* [The request]: Using the records that follow, copy every line containing the word "unsere".

* [Records for processing]:

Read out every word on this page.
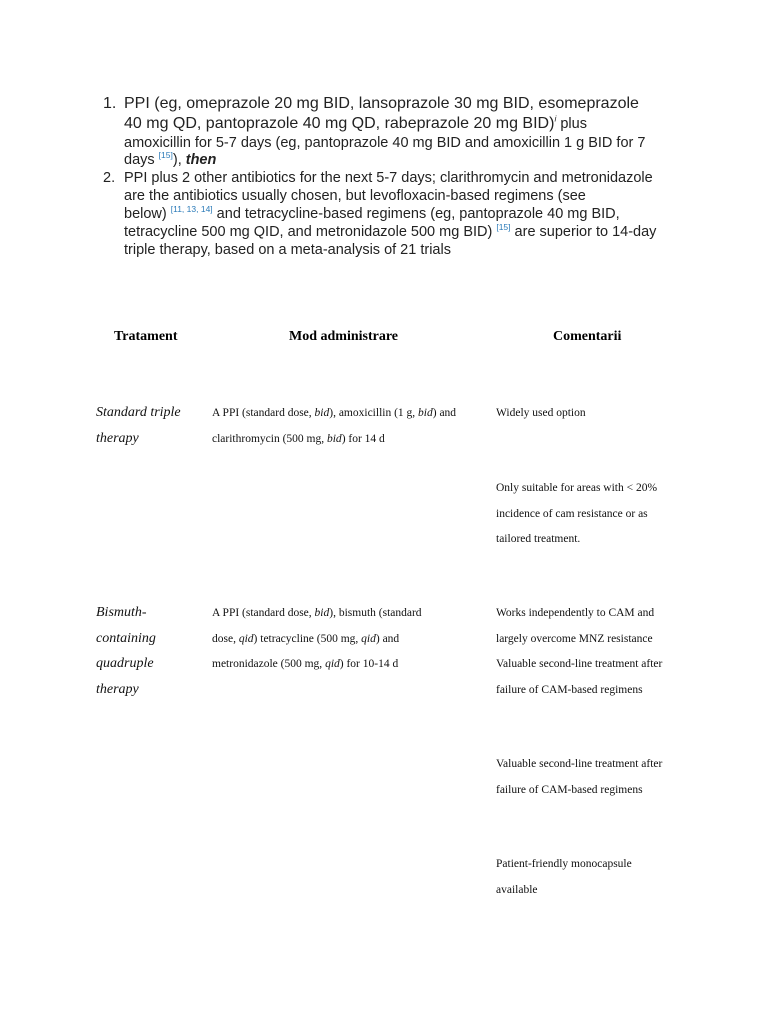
1. PPI (eg, omeprazole 20 mg BID, lansoprazole 30 mg BID, esomeprazole
40 mg QD, pantoprazole 40 mg QD, rabeprazole 20 mg BID)$^i$ plus
amoxicillin for 5-7 days (eg, pantoprazole 40 mg BID and amoxicillin 1 g BID for 7
days [15]), then
2. PPI plus 2 other antibiotics for the next 5-7 days; clarithromycin and metronidazole
are the antibiotics usually chosen, but levofloxacin-based regimens (see
below) [11, 13, 14] and tetracycline-based regimens (eg, pantoprazole 40 mg BID,
tetracycline 500 mg QID, and metronidazole 500 mg BID) [15] are superior to 14-day
triple therapy, based on a meta-analysis of 21 trials
Tratament	Mod administrare	Comentarii
Standard triple
therapy
A PPI (standard dose, bid), amoxicillin (1 g, bid) and
clarithromycin (500 mg, bid) for 14 d
Widely used option
Only suitable for areas with < 20%
incidence of cam resistance or as
tailored treatment.
Bismuth-
containing
quadruple
therapy
A PPI (standard dose, bid), bismuth (standard
dose, qid) tetracycline (500 mg, qid) and
metronidazole (500 mg, qid) for 10-14 d
Works independently to CAM and
largely overcome MNZ resistance
Valuable second-line treatment after
failure of CAM-based regimens
Valuable second-line treatment after
failure of CAM-based regimens
Patient-friendly monocapsule
available
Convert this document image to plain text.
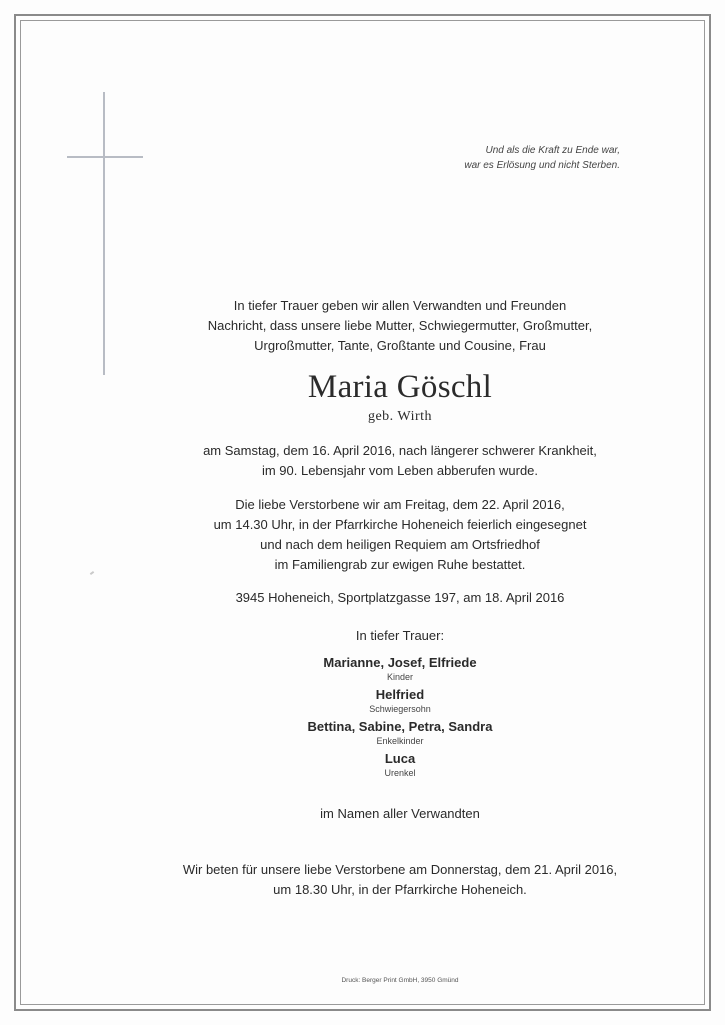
Und als die Kraft zu Ende war,
war es Erlösung und nicht Sterben.
In tiefer Trauer geben wir allen Verwandten und Freunden
Nachricht, dass unsere liebe Mutter, Schwiegermutter, Großmutter,
Urgroßmutter, Tante, Großtante und Cousine, Frau
Maria Göschl
geb. Wirth
am Samstag, dem 16. April 2016, nach längerer schwerer Krankheit,
im 90. Lebensjahr vom Leben abberufen wurde.
Die liebe Verstorbene wir am Freitag, dem 22. April 2016,
um 14.30 Uhr, in der Pfarrkirche Hoheneich feierlich eingesegnet
und nach dem heiligen Requiem am Ortsfriedhof
im Familiengrab zur ewigen Ruhe bestattet.
3945 Hoheneich, Sportplatzgasse 197, am 18. April 2016
In tiefer Trauer:
Marianne, Josef, Elfriede
Kinder
Helfried
Schwiegersohn
Bettina, Sabine, Petra, Sandra
Enkelkinder
Luca
Urenkel
im Namen aller Verwandten
Wir beten für unsere liebe Verstorbene am Donnerstag, dem 21. April 2016,
um 18.30 Uhr, in der Pfarrkirche Hoheneich.
Druck: Berger Print GmbH, 3950 Gmünd
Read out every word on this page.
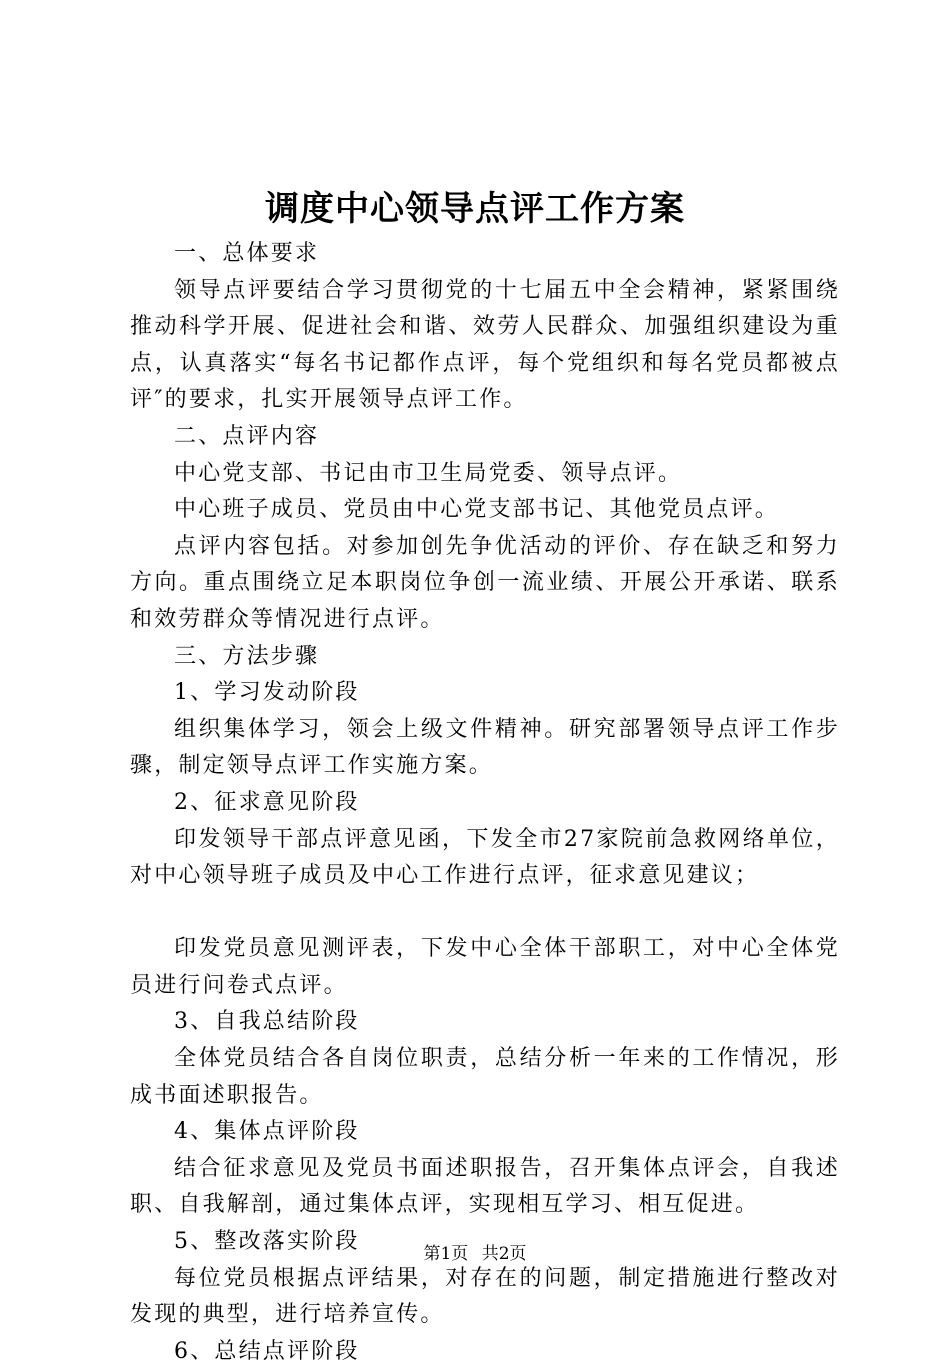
调度中心领导点评工作方案

一、总体要求

领导点评要结合学习贯彻党的十七届五中全会精神，紧紧围绕推动科学开展、促进社会和谐、效劳人民群众、加强组织建设为重点，认真落实“每名书记都作点评，每个党组织和每名党员都被点评″的要求，扎实开展领导点评工作。

二、点评内容

中心党支部、书记由市卫生局党委、领导点评。

中心班子成员、党员由中心党支部书记、其他党员点评。

点评内容包括。对参加创先争优活动的评价、存在缺乏和努力方向。重点围绕立足本职岗位争创一流业绩、开展公开承诺、联系和效劳群众等情况进行点评。

三、方法步骤

1、学习发动阶段

组织集体学习，领会上级文件精神。研究部署领导点评工作步骤，制定领导点评工作实施方案。

2、征求意见阶段

印发领导干部点评意见函，下发全市27家院前急救网络单位，对中心领导班子成员及中心工作进行点评，征求意见建议；

印发党员意见测评表，下发中心全体干部职工，对中心全体党员进行问卷式点评。

3、自我总结阶段

全体党员结合各自岗位职责，总结分析一年来的工作情况，形成书面述职报告。

4、集体点评阶段

结合征求意见及党员书面述职报告，召开集体点评会，自我述职、自我解剖，通过集体点评，实现相互学习、相互促进。

5、整改落实阶段

每位党员根据点评结果，对存在的问题，制定措施进行整改对发现的典型，进行培养宣传。

6、总结点评阶段

第1页 共2页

* [Response to the task]:
Nachricht, dass unsere liebe Mutter, Schwiegermutter, Großmutter,
Wir beten für unsere liebe Verstorbene am Donnerstag, dem 21. April 2016,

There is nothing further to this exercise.